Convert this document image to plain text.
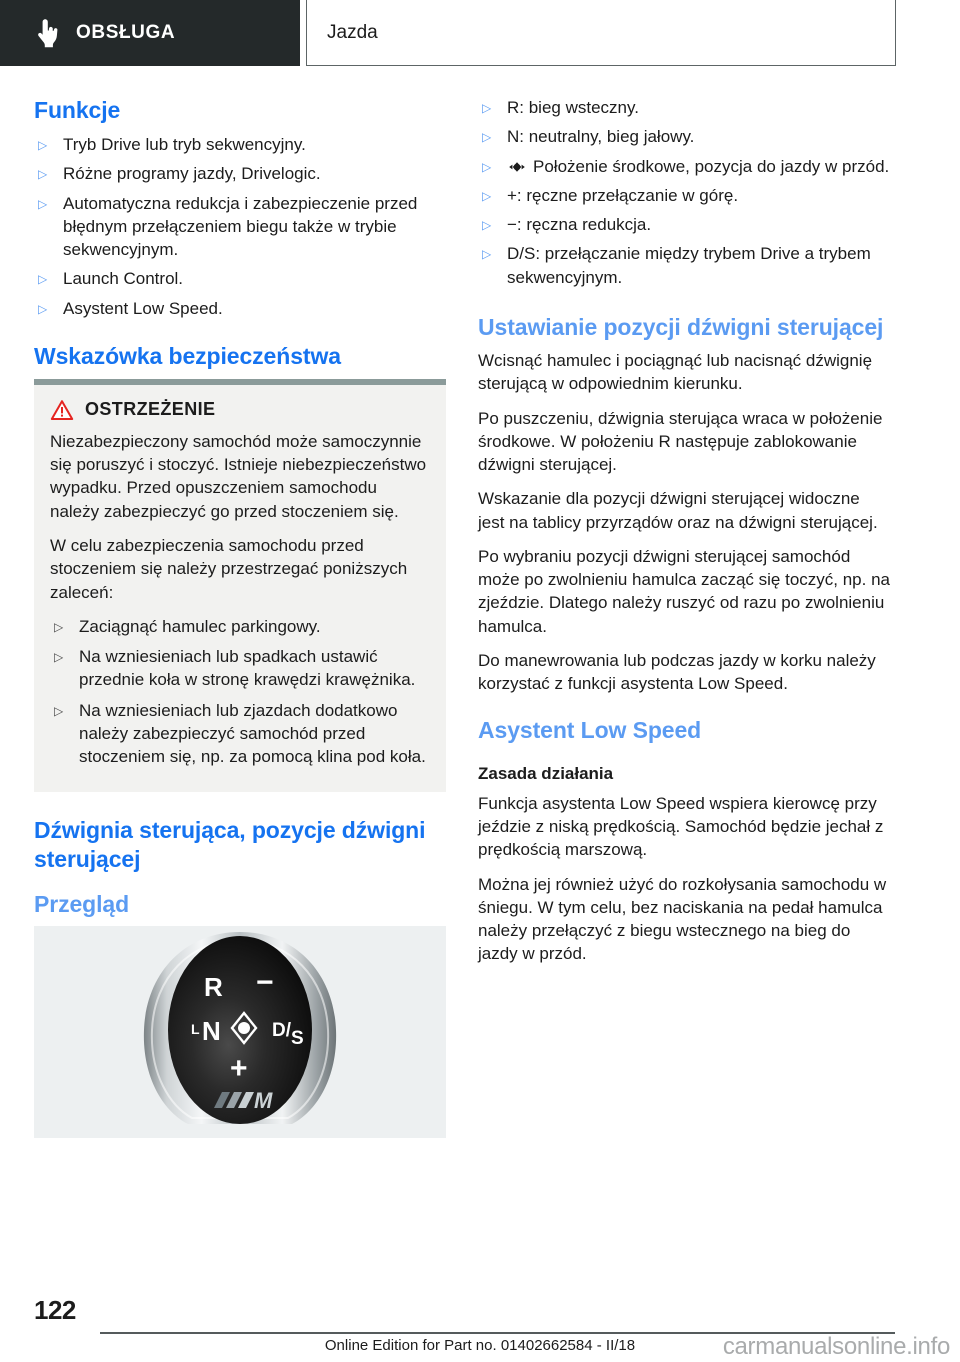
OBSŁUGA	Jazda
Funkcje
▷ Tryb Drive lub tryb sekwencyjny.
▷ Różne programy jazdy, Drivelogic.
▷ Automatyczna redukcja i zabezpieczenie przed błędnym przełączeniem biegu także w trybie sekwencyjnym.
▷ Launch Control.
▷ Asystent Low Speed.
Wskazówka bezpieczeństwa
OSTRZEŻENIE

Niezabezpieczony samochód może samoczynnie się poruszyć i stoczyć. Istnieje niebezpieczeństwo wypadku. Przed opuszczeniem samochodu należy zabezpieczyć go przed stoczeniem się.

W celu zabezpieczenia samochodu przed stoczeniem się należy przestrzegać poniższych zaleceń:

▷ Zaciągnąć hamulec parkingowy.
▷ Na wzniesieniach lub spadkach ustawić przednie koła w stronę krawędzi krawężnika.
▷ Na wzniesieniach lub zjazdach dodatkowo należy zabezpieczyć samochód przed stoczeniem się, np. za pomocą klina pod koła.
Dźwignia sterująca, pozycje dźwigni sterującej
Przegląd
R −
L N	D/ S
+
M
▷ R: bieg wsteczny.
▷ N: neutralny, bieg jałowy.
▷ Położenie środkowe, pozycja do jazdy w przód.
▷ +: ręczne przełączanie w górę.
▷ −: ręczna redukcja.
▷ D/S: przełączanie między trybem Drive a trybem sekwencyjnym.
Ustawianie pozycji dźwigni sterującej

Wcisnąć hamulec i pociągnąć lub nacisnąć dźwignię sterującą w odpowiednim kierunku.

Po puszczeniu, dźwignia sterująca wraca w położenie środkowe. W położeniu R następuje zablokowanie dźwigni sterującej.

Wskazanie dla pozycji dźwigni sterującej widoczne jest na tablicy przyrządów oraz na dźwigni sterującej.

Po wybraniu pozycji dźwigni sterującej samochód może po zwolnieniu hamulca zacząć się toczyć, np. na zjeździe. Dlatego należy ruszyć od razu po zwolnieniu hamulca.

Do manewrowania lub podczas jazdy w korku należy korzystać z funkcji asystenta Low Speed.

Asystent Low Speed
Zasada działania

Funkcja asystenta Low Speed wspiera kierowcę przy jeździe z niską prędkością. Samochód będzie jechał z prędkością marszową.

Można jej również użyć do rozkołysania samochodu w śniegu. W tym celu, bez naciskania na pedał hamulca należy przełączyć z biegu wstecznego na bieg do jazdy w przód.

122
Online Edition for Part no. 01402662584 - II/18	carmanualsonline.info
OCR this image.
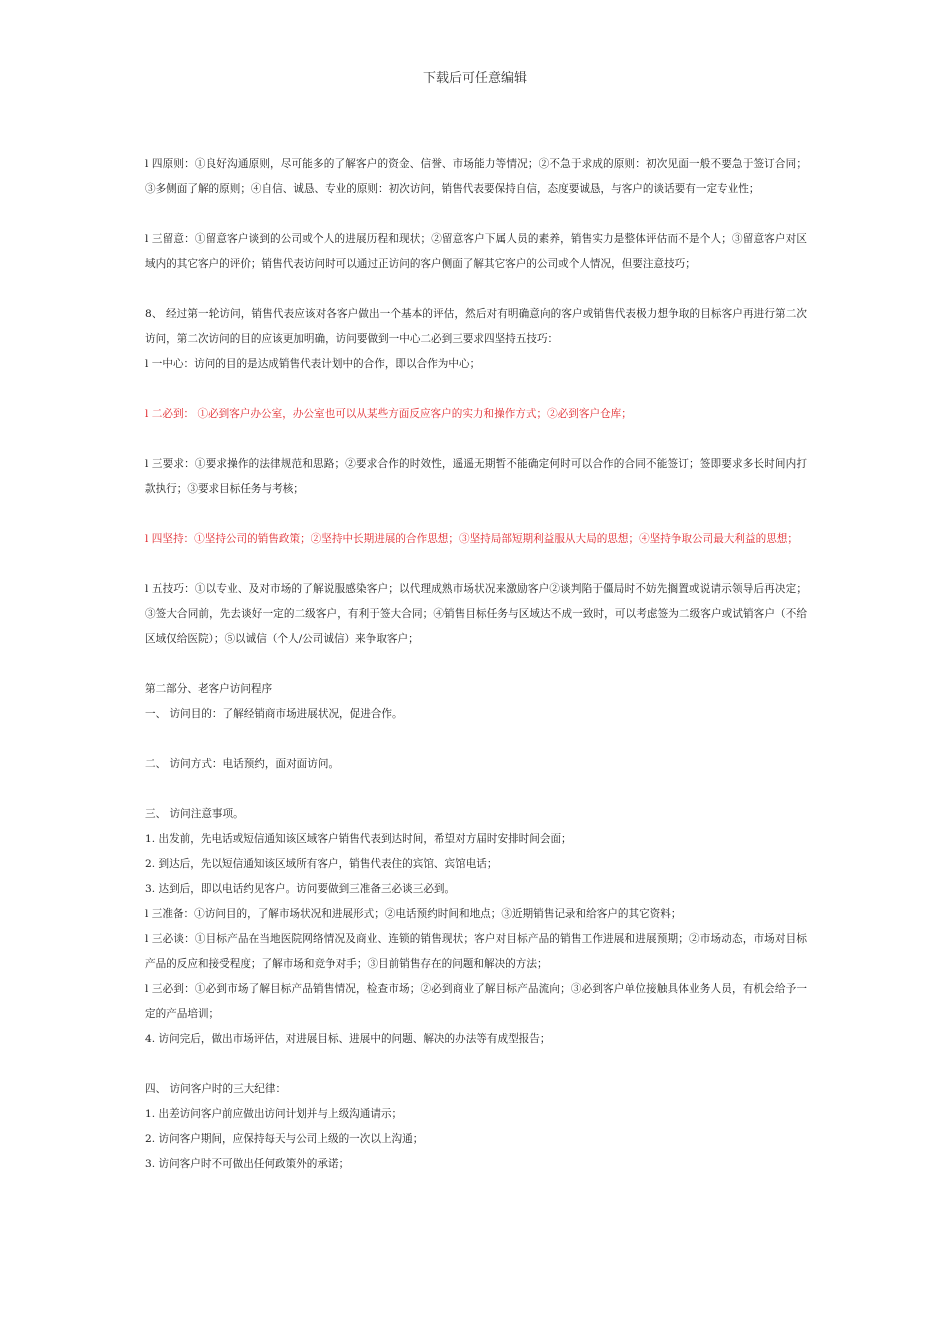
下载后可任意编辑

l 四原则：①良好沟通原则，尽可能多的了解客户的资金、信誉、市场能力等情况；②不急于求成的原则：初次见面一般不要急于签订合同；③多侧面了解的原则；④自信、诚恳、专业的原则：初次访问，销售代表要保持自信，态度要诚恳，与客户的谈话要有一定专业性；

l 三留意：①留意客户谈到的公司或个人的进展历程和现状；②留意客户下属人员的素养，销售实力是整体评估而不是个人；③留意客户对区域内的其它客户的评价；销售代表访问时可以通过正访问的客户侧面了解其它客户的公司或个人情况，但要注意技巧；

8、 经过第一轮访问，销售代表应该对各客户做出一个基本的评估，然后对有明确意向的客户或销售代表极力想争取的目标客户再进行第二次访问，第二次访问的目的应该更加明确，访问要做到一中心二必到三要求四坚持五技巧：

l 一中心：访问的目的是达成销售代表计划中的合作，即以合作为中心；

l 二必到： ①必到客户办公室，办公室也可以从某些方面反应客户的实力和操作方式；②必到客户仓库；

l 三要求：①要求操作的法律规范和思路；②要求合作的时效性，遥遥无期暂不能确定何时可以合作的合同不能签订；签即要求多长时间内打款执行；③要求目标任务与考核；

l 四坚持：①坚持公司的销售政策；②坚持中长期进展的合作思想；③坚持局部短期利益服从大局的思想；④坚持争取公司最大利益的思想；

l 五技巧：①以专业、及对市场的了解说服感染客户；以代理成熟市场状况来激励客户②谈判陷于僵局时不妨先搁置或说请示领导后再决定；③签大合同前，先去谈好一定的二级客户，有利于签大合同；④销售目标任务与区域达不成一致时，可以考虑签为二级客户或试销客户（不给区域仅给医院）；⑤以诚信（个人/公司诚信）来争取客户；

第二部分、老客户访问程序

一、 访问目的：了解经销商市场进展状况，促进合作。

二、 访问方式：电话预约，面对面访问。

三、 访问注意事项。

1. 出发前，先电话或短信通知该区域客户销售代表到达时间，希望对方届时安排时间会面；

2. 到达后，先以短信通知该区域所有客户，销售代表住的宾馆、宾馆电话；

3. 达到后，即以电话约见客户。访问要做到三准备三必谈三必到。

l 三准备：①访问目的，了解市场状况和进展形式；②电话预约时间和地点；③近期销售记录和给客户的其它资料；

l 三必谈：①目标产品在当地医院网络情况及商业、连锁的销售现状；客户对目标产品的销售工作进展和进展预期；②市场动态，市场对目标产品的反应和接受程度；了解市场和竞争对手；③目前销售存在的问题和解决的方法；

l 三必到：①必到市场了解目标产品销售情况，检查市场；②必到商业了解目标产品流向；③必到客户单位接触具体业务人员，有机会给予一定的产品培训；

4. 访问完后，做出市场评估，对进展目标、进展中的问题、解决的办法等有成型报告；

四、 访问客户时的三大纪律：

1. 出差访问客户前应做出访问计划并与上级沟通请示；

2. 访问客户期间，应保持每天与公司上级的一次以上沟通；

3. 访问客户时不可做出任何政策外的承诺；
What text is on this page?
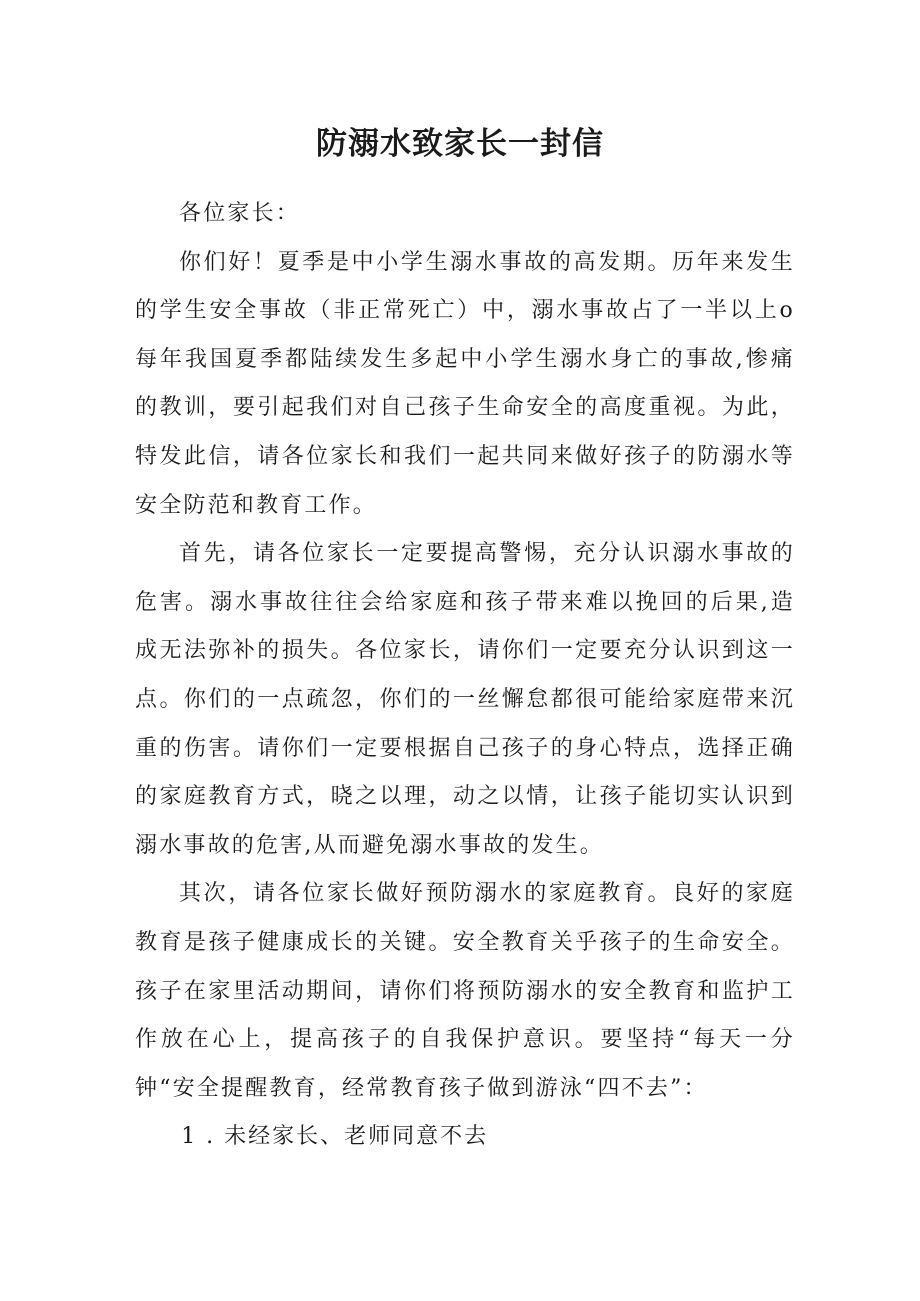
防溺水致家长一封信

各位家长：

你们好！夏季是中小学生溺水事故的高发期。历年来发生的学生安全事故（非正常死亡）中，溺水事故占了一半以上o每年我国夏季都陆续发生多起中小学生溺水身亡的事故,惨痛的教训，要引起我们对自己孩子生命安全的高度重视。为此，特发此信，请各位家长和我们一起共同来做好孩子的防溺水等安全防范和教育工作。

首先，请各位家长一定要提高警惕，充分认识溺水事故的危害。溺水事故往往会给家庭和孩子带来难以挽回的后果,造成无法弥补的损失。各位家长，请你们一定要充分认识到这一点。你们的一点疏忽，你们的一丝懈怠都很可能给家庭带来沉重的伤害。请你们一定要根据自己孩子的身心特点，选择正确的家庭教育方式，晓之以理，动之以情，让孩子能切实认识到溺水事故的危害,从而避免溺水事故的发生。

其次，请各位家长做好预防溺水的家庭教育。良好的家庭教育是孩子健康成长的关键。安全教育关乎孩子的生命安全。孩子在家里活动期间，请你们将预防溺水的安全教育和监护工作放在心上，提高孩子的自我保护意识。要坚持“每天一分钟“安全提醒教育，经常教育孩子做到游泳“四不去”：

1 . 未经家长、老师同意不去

Problem: Pictures are to be left out; all else in the entries above is to be quoted exactly.

Exercise solution:
Convert this document image to plain text.
OBSŁUGA	Jazda
Funkcje
▷ Tryb Drive lub tryb sekwencyjny.
▷ Różne programy jazdy, Drivelogic.
▷ Automatyczna redukcja i zabezpieczenie przed błędnym przełączeniem biegu także w trybie sekwencyjnym.
▷ Launch Control.
▷ Asystent Low Speed.
Wskazówka bezpieczeństwa
OSTRZEŻENIE

Niezabezpieczony samochód może samoczynnie się poruszyć i stoczyć. Istnieje niebezpieczeństwo wypadku. Przed opuszczeniem samochodu należy zabezpieczyć go przed stoczeniem się.

W celu zabezpieczenia samochodu przed stoczeniem się należy przestrzegać poniższych zaleceń:

▷ Zaciągnąć hamulec parkingowy.
▷ Na wzniesieniach lub spadkach ustawić przednie koła w stronę krawędzi krawężnika.
▷ Na wzniesieniach lub zjazdach dodatkowo należy zabezpieczyć samochód przed stoczeniem się, np. za pomocą klina pod koła.
Dźwignia sterująca, pozycje dźwigni sterującej
Przegląd
R −
L N	D/ S
+
M
▷ R: bieg wsteczny.
▷ N: neutralny, bieg jałowy.
▷ Położenie środkowe, pozycja do jazdy w przód.
▷ +: ręczne przełączanie w górę.
▷ −: ręczna redukcja.
▷ D/S: przełączanie między trybem Drive a trybem sekwencyjnym.
Ustawianie pozycji dźwigni sterującej

Wcisnąć hamulec i pociągnąć lub nacisnąć dźwignię sterującą w odpowiednim kierunku.

Po puszczeniu, dźwignia sterująca wraca w położenie środkowe. W położeniu R następuje zablokowanie dźwigni sterującej.

Wskazanie dla pozycji dźwigni sterującej widoczne jest na tablicy przyrządów oraz na dźwigni sterującej.

Po wybraniu pozycji dźwigni sterującej samochód może po zwolnieniu hamulca zacząć się toczyć, np. na zjeździe. Dlatego należy ruszyć od razu po zwolnieniu hamulca.

Do manewrowania lub podczas jazdy w korku należy korzystać z funkcji asystenta Low Speed.

Asystent Low Speed
Zasada działania

Funkcja asystenta Low Speed wspiera kierowcę przy jeździe z niską prędkością. Samochód będzie jechał z prędkością marszową.

Można jej również użyć do rozkołysania samochodu w śniegu. W tym celu, bez naciskania na pedał hamulca należy przełączyć z biegu wstecznego na bieg do jazdy w przód.

122
Online Edition for Part no. 01402662584 - II/18	carmanualsonline.info
OCR this image.
下载后可任意编辑

l 四原则：①良好沟通原则，尽可能多的了解客户的资金、信誉、市场能力等情况；②不急于求成的原则：初次见面一般不要急于签订合同；③多侧面了解的原则；④自信、诚恳、专业的原则：初次访问，销售代表要保持自信，态度要诚恳，与客户的谈话要有一定专业性；

l 三留意：①留意客户谈到的公司或个人的进展历程和现状；②留意客户下属人员的素养，销售实力是整体评估而不是个人；③留意客户对区域内的其它客户的评价；销售代表访问时可以通过正访问的客户侧面了解其它客户的公司或个人情况，但要注意技巧；

8、 经过第一轮访问，销售代表应该对各客户做出一个基本的评估，然后对有明确意向的客户或销售代表极力想争取的目标客户再进行第二次访问，第二次访问的目的应该更加明确，访问要做到一中心二必到三要求四坚持五技巧：

l 一中心：访问的目的是达成销售代表计划中的合作，即以合作为中心；

l 二必到： ①必到客户办公室，办公室也可以从某些方面反应客户的实力和操作方式；②必到客户仓库；

l 三要求：①要求操作的法律规范和思路；②要求合作的时效性，遥遥无期暂不能确定何时可以合作的合同不能签订；签即要求多长时间内打款执行；③要求目标任务与考核；

l 四坚持：①坚持公司的销售政策；②坚持中长期进展的合作思想；③坚持局部短期利益服从大局的思想；④坚持争取公司最大利益的思想；

l 五技巧：①以专业、及对市场的了解说服感染客户；以代理成熟市场状况来激励客户②谈判陷于僵局时不妨先搁置或说请示领导后再决定；③签大合同前，先去谈好一定的二级客户，有利于签大合同；④销售目标任务与区域达不成一致时，可以考虑签为二级客户或试销客户（不给区域仅给医院）；⑤以诚信（个人/公司诚信）来争取客户；

第二部分、老客户访问程序

一、 访问目的：了解经销商市场进展状况，促进合作。

二、 访问方式：电话预约，面对面访问。

三、 访问注意事项。

1. 出发前，先电话或短信通知该区域客户销售代表到达时间，希望对方届时安排时间会面；

2. 到达后，先以短信通知该区域所有客户，销售代表住的宾馆、宾馆电话；

3. 达到后，即以电话约见客户。访问要做到三准备三必谈三必到。

l 三准备：①访问目的，了解市场状况和进展形式；②电话预约时间和地点；③近期销售记录和给客户的其它资料；

l 三必谈：①目标产品在当地医院网络情况及商业、连锁的销售现状；客户对目标产品的销售工作进展和进展预期；②市场动态，市场对目标产品的反应和接受程度；了解市场和竞争对手；③目前销售存在的问题和解决的方法；

l 三必到：①必到市场了解目标产品销售情况，检查市场；②必到商业了解目标产品流向；③必到客户单位接触具体业务人员，有机会给予一定的产品培训；

4. 访问完后，做出市场评估，对进展目标、进展中的问题、解决的办法等有成型报告；

四、 访问客户时的三大纪律：

1. 出差访问客户前应做出访问计划并与上级沟通请示；

2. 访问客户期间，应保持每天与公司上级的一次以上沟通；

3. 访问客户时不可做出任何政策外的承诺；
What text is on this page?
防溺水致家长一封信

各位家长：

你们好！夏季是中小学生溺水事故的高发期。历年来发生的学生安全事故（非正常死亡）中，溺水事故占了一半以上o每年我国夏季都陆续发生多起中小学生溺水身亡的事故,惨痛的教训，要引起我们对自己孩子生命安全的高度重视。为此，特发此信，请各位家长和我们一起共同来做好孩子的防溺水等安全防范和教育工作。

首先，请各位家长一定要提高警惕，充分认识溺水事故的危害。溺水事故往往会给家庭和孩子带来难以挽回的后果,造成无法弥补的损失。各位家长，请你们一定要充分认识到这一点。你们的一点疏忽，你们的一丝懈怠都很可能给家庭带来沉重的伤害。请你们一定要根据自己孩子的身心特点，选择正确的家庭教育方式，晓之以理，动之以情，让孩子能切实认识到溺水事故的危害,从而避免溺水事故的发生。

其次，请各位家长做好预防溺水的家庭教育。良好的家庭教育是孩子健康成长的关键。安全教育关乎孩子的生命安全。孩子在家里活动期间，请你们将预防溺水的安全教育和监护工作放在心上，提高孩子的自我保护意识。要坚持“每天一分钟“安全提醒教育，经常教育孩子做到游泳“四不去”：

1 . 未经家长、老师同意不去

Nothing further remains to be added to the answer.